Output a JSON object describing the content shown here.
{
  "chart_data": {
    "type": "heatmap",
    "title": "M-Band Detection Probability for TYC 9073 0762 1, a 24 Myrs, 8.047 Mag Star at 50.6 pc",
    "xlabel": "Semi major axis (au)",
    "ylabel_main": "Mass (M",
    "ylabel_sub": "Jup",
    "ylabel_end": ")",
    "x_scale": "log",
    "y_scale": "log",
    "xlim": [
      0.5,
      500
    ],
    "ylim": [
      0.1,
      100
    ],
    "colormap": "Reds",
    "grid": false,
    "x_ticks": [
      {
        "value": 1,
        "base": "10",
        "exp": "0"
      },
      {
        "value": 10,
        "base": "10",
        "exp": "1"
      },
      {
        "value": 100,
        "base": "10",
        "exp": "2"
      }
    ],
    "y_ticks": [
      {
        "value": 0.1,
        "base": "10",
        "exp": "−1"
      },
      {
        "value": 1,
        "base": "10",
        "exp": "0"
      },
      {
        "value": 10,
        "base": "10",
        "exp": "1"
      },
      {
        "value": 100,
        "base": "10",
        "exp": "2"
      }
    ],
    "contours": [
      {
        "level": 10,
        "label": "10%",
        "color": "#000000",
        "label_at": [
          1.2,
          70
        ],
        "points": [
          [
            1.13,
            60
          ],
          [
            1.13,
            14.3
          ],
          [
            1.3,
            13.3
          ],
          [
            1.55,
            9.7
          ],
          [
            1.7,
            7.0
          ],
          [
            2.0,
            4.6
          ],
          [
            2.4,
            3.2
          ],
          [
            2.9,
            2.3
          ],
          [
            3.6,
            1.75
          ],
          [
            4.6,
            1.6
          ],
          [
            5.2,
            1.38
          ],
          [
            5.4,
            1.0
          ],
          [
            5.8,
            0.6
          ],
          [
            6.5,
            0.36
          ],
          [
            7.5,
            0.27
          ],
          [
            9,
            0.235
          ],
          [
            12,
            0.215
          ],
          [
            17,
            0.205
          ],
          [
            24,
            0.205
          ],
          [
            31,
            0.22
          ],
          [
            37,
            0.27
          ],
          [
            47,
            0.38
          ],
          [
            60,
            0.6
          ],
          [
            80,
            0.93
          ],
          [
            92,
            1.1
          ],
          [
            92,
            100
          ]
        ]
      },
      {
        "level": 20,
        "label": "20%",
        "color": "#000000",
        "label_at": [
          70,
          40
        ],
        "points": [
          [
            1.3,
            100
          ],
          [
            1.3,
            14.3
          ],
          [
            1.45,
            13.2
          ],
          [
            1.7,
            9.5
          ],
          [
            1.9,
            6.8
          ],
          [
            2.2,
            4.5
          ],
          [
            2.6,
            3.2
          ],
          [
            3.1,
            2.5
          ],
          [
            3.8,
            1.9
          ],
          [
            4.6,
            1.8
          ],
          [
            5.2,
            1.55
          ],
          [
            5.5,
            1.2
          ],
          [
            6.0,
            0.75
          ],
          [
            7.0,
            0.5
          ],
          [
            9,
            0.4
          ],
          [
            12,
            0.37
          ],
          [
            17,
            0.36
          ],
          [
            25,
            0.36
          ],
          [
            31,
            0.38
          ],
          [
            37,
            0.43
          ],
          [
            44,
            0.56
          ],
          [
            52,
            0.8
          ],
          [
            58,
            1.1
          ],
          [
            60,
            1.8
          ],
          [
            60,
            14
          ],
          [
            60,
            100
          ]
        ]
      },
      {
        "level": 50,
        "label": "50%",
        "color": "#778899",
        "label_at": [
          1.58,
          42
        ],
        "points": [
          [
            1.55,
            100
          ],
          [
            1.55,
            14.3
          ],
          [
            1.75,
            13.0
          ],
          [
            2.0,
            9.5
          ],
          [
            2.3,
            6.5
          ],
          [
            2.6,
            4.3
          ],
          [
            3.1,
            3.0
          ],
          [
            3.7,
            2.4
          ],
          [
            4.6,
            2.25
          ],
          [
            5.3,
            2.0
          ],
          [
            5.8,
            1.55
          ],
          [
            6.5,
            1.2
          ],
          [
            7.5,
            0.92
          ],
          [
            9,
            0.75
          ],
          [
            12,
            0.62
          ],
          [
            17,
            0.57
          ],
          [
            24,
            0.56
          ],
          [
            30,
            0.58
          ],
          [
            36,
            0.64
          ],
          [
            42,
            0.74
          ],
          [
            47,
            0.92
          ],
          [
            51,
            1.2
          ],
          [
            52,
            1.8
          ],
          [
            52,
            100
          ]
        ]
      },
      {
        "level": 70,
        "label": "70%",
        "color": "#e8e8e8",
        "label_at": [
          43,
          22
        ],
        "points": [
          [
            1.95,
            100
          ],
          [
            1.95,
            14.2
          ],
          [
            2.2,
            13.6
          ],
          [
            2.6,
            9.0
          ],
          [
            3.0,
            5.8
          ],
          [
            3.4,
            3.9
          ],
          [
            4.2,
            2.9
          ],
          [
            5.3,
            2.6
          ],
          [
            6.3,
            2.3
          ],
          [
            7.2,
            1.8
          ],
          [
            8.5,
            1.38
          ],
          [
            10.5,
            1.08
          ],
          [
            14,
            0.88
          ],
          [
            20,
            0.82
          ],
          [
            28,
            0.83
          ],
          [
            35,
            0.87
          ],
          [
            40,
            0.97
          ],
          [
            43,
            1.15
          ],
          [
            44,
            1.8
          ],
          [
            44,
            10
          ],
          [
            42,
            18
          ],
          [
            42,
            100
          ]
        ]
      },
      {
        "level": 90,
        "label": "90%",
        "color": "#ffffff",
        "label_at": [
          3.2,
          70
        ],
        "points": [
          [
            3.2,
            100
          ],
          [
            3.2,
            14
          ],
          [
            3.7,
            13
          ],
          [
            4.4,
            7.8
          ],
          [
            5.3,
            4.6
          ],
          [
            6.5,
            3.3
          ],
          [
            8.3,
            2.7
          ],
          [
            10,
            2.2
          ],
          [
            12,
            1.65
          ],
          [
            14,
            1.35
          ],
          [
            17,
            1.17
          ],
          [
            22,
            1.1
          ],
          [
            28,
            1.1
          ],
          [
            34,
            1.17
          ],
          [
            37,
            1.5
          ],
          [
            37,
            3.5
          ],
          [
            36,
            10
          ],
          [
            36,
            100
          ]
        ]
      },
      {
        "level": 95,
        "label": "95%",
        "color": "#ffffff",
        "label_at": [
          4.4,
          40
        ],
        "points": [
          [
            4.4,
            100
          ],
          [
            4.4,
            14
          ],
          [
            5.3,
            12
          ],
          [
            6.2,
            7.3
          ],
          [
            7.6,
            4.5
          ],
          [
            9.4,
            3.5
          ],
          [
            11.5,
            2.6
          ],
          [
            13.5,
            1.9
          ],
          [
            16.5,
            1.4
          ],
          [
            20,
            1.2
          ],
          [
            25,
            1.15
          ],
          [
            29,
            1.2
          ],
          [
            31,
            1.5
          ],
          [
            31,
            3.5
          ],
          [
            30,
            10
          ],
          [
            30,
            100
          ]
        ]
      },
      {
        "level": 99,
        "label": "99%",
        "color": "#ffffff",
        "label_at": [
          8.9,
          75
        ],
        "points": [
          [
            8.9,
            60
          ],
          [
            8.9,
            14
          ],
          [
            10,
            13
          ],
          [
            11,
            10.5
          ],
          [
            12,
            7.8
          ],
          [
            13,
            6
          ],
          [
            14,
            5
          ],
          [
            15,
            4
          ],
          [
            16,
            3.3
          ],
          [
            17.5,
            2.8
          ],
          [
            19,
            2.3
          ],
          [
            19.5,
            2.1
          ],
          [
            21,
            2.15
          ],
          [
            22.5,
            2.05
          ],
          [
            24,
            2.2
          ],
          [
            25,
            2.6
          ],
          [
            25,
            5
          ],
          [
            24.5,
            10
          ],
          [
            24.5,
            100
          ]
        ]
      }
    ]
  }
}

______

Each line of the material must be restated exactly.

Output a JSON object describing the content shown here.
{
  "chart_data": {
    "type": "heatmap",
    "title": "M-Band Detection Probability for TYC 9073 0762 1, a 24 Myrs, 8.047 Mag Star at 50.6 pc",
    "xlabel": "Semi major axis (au)",
    "ylabel_main": "Mass (M",
    "ylabel_sub": "Jup",
    "ylabel_end": ")",
    "x_scale": "log",
    "y_scale": "log",
    "xlim": [
      0.5,
      500
    ],
    "ylim": [
      0.1,
      100
    ],
    "colormap": "Reds",
    "grid": false,
    "x_ticks": [
      {
        "value": 1,
        "base": "10",
        "exp": "0"
      },
      {
        "value": 10,
        "base": "10",
        "exp": "1"
      },
      {
        "value": 100,
        "base": "10",
        "exp": "2"
      }
    ],
    "y_ticks": [
      {
        "value": 0.1,
        "base": "10",
        "exp": "−1"
      },
      {
        "value": 1,
        "base": "10",
        "exp": "0"
      },
      {
        "value": 10,
        "base": "10",
        "exp": "1"
      },
      {
        "value": 100,
        "base": "10",
        "exp": "2"
      }
    ],
    "contours": [
      {
        "level": 10,
        "label": "10%",
        "color": "#000000",
        "label_at": [
          1.2,
          70
        ],
        "points": [
          [
            1.13,
            60
          ],
          [
            1.13,
            14.3
          ],
          [
            1.3,
            13.3
          ],
          [
            1.55,
            9.7
          ],
          [
            1.7,
            7.0
          ],
          [
            2.0,
            4.6
          ],
          [
            2.4,
            3.2
          ],
          [
            2.9,
            2.3
          ],
          [
            3.6,
            1.75
          ],
          [
            4.6,
            1.6
          ],
          [
            5.2,
            1.38
          ],
          [
            5.4,
            1.0
          ],
          [
            5.8,
            0.6
          ],
          [
            6.5,
            0.36
          ],
          [
            7.5,
            0.27
          ],
          [
            9,
            0.235
          ],
          [
            12,
            0.215
          ],
          [
            17,
            0.205
          ],
          [
            24,
            0.205
          ],
          [
            31,
            0.22
          ],
          [
            37,
            0.27
          ],
          [
            47,
            0.38
          ],
          [
            60,
            0.6
          ],
          [
            80,
            0.93
          ],
          [
            92,
            1.1
          ],
          [
            92,
            100
          ]
        ]
      },
      {
        "level": 20,
        "label": "20%",
        "color": "#000000",
        "label_at": [
          70,
          40
        ],
        "points": [
          [
            1.3,
            100
          ],
          [
            1.3,
            14.3
          ],
          [
            1.45,
            13.2
          ],
          [
            1.7,
            9.5
          ],
          [
            1.9,
            6.8
          ],
          [
            2.2,
            4.5
          ],
          [
            2.6,
            3.2
          ],
          [
            3.1,
            2.5
          ],
          [
            3.8,
            1.9
          ],
          [
            4.6,
            1.8
          ],
          [
            5.2,
            1.55
          ],
          [
            5.5,
            1.2
          ],
          [
            6.0,
            0.75
          ],
          [
            7.0,
            0.5
          ],
          [
            9,
            0.4
          ],
          [
            12,
            0.37
          ],
          [
            17,
            0.36
          ],
          [
            25,
            0.36
          ],
          [
            31,
            0.38
          ],
          [
            37,
            0.43
          ],
          [
            44,
            0.56
          ],
          [
            52,
            0.8
          ],
          [
            58,
            1.1
          ],
          [
            60,
            1.8
          ],
          [
            60,
            14
          ],
          [
            60,
            100
          ]
        ]
      },
      {
        "level": 50,
        "label": "50%",
        "color": "#778899",
        "label_at": [
          1.58,
          42
        ],
        "points": [
          [
            1.55,
            100
          ],
          [
            1.55,
            14.3
          ],
          [
            1.75,
            13.0
          ],
          [
            2.0,
            9.5
          ],
          [
            2.3,
            6.5
          ],
          [
            2.6,
            4.3
          ],
          [
            3.1,
            3.0
          ],
          [
            3.7,
            2.4
          ],
          [
            4.6,
            2.25
          ],
          [
            5.3,
            2.0
          ],
          [
            5.8,
            1.55
          ],
          [
            6.5,
            1.2
          ],
          [
            7.5,
            0.92
          ],
          [
            9,
            0.75
          ],
          [
            12,
            0.62
          ],
          [
            17,
            0.57
          ],
          [
            24,
            0.56
          ],
          [
            30,
            0.58
          ],
          [
            36,
            0.64
          ],
          [
            42,
            0.74
          ],
          [
            47,
            0.92
          ],
          [
            51,
            1.2
          ],
          [
            52,
            1.8
          ],
          [
            52,
            100
          ]
        ]
      },
      {
        "level": 70,
        "label": "70%",
        "color": "#e8e8e8",
        "label_at": [
          43,
          22
        ],
        "points": [
          [
            1.95,
            100
          ],
          [
            1.95,
            14.2
          ],
          [
            2.2,
            13.6
          ],
          [
            2.6,
            9.0
          ],
          [
            3.0,
            5.8
          ],
          [
            3.4,
            3.9
          ],
          [
            4.2,
            2.9
          ],
          [
            5.3,
            2.6
          ],
          [
            6.3,
            2.3
          ],
          [
            7.2,
            1.8
          ],
          [
            8.5,
            1.38
          ],
          [
            10.5,
            1.08
          ],
          [
            14,
            0.88
          ],
          [
            20,
            0.82
          ],
          [
            28,
            0.83
          ],
          [
            35,
            0.87
          ],
          [
            40,
            0.97
          ],
          [
            43,
            1.15
          ],
          [
            44,
            1.8
          ],
          [
            44,
            10
          ],
          [
            42,
            18
          ],
          [
            42,
            100
          ]
        ]
      },
      {
        "level": 90,
        "label": "90%",
        "color": "#ffffff",
        "label_at": [
          3.2,
          70
        ],
        "points": [
          [
            3.2,
            100
          ],
          [
            3.2,
            14
          ],
          [
            3.7,
            13
          ],
          [
            4.4,
            7.8
          ],
          [
            5.3,
            4.6
          ],
          [
            6.5,
            3.3
          ],
          [
            8.3,
            2.7
          ],
          [
            10,
            2.2
          ],
          [
            12,
            1.65
          ],
          [
            14,
            1.35
          ],
          [
            17,
            1.17
          ],
          [
            22,
            1.1
          ],
          [
            28,
            1.1
          ],
          [
            34,
            1.17
          ],
          [
            37,
            1.5
          ],
          [
            37,
            3.5
          ],
          [
            36,
            10
          ],
          [
            36,
            100
          ]
        ]
      },
      {
        "level": 95,
        "label": "95%",
        "color": "#ffffff",
        "label_at": [
          4.4,
          40
        ],
        "points": [
          [
            4.4,
            100
          ],
          [
            4.4,
            14
          ],
          [
            5.3,
            12
          ],
          [
            6.2,
            7.3
          ],
          [
            7.6,
            4.5
          ],
          [
            9.4,
            3.5
          ],
          [
            11.5,
            2.6
          ],
          [
            13.5,
            1.9
          ],
          [
            16.5,
            1.4
          ],
          [
            20,
            1.2
          ],
          [
            25,
            1.15
          ],
          [
            29,
            1.2
          ],
          [
            31,
            1.5
          ],
          [
            31,
            3.5
          ],
          [
            30,
            10
          ],
          [
            30,
            100
          ]
        ]
      },
      {
        "level": 99,
        "label": "99%",
        "color": "#ffffff",
        "label_at": [
          8.9,
          75
        ],
        "points": [
          [
            8.9,
            60
          ],
          [
            8.9,
            14
          ],
          [
            10,
            13
          ],
          [
            11,
            10.5
          ],
          [
            12,
            7.8
          ],
          [
            13,
            6
          ],
          [
            14,
            5
          ],
          [
            15,
            4
          ],
          [
            16,
            3.3
          ],
          [
            17.5,
            2.8
          ],
          [
            19,
            2.3
          ],
          [
            19.5,
            2.1
          ],
          [
            21,
            2.15
          ],
          [
            22.5,
            2.05
          ],
          [
            24,
            2.2
          ],
          [
            25,
            2.6
          ],
          [
            25,
            5
          ],
          [
            24.5,
            10
          ],
          [
            24.5,
            100
          ]
        ]
      }
    ]
  }
}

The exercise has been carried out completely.